**What is required**
Repeat the line that contains "Decode this image" and all lines after it through the end, exactly as they are, minus the pictures.

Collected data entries
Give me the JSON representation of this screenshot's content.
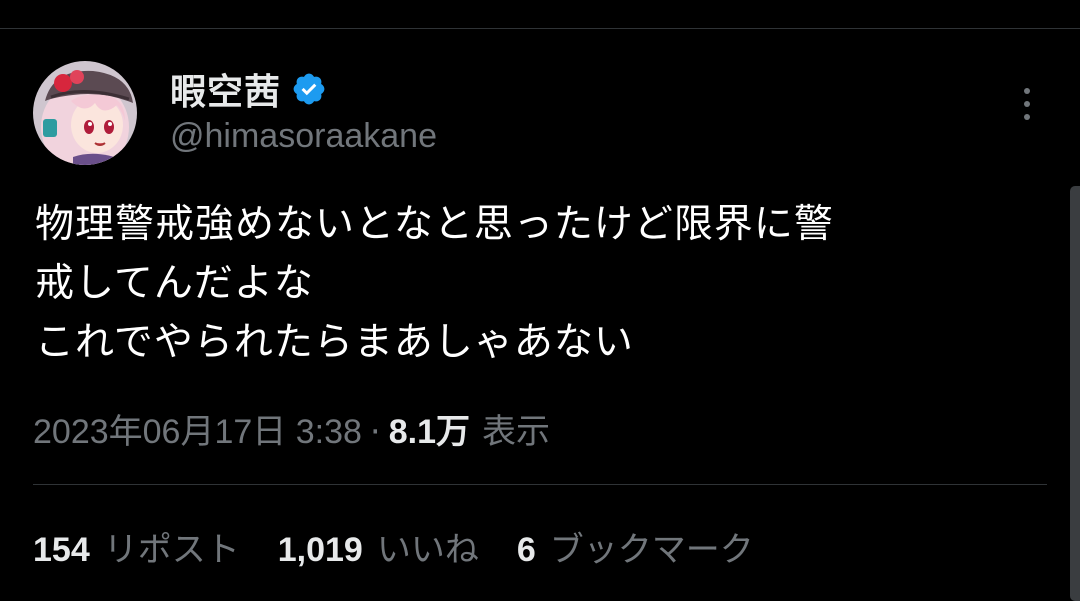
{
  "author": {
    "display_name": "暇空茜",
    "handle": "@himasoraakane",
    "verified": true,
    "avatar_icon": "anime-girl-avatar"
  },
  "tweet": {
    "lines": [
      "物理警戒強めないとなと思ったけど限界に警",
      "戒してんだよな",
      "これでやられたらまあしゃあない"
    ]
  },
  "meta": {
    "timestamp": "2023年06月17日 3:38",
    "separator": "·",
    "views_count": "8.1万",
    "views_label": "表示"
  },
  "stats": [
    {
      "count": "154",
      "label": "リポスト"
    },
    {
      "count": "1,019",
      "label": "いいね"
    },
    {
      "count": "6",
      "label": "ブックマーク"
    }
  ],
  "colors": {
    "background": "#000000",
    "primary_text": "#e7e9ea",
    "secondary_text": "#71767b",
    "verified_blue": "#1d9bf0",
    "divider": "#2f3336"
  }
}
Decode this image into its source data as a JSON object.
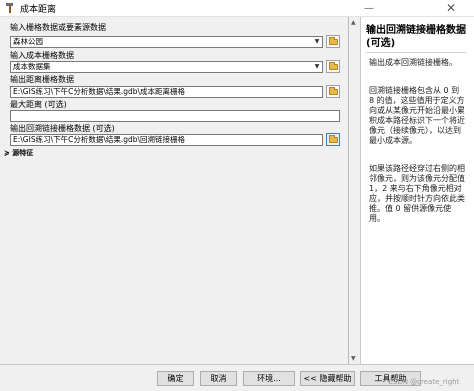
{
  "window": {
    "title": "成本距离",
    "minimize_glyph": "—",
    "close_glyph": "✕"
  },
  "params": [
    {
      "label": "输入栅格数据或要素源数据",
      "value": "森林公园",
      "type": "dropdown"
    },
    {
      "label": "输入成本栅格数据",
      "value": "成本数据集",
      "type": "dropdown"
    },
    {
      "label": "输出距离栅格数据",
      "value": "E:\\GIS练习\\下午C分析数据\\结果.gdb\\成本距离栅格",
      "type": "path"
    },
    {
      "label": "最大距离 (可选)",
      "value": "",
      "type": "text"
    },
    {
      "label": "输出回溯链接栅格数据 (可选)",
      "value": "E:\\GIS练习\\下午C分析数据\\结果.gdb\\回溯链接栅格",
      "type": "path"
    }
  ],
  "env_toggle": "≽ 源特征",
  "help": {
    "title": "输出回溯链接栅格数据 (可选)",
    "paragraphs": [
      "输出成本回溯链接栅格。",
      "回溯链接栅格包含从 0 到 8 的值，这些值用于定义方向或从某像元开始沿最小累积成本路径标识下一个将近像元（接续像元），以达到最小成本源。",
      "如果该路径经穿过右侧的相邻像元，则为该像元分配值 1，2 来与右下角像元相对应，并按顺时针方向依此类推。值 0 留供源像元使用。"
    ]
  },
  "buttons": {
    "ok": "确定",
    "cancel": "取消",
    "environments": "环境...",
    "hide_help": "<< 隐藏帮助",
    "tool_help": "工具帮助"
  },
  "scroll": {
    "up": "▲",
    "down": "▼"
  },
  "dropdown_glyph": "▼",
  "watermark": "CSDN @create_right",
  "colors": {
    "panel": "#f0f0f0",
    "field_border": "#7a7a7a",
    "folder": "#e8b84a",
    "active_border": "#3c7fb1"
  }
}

**Answer**
Decode this image into its source data as a JSON object.
{
  "window": {
    "title": "成本距离",
    "minimize_glyph": "—",
    "close_glyph": "✕"
  },
  "params": [
    {
      "label": "输入栅格数据或要素源数据",
      "value": "森林公园",
      "type": "dropdown"
    },
    {
      "label": "输入成本栅格数据",
      "value": "成本数据集",
      "type": "dropdown"
    },
    {
      "label": "输出距离栅格数据",
      "value": "E:\\GIS练习\\下午C分析数据\\结果.gdb\\成本距离栅格",
      "type": "path"
    },
    {
      "label": "最大距离 (可选)",
      "value": "",
      "type": "text"
    },
    {
      "label": "输出回溯链接栅格数据 (可选)",
      "value": "E:\\GIS练习\\下午C分析数据\\结果.gdb\\回溯链接栅格",
      "type": "path"
    }
  ],
  "env_toggle": "≽ 源特征",
  "help": {
    "title": "输出回溯链接栅格数据 (可选)",
    "paragraphs": [
      "输出成本回溯链接栅格。",
      "回溯链接栅格包含从 0 到 8 的值，这些值用于定义方向或从某像元开始沿最小累积成本路径标识下一个将近像元（接续像元），以达到最小成本源。",
      "如果该路径经穿过右侧的相邻像元，则为该像元分配值 1，2 来与右下角像元相对应，并按顺时针方向依此类推。值 0 留供源像元使用。"
    ]
  },
  "buttons": {
    "ok": "确定",
    "cancel": "取消",
    "environments": "环境...",
    "hide_help": "<< 隐藏帮助",
    "tool_help": "工具帮助"
  },
  "scroll": {
    "up": "▲",
    "down": "▼"
  },
  "dropdown_glyph": "▼",
  "watermark": "CSDN @create_right",
  "colors": {
    "panel": "#f0f0f0",
    "field_border": "#7a7a7a",
    "folder": "#e8b84a",
    "active_border": "#3c7fb1"
  }
}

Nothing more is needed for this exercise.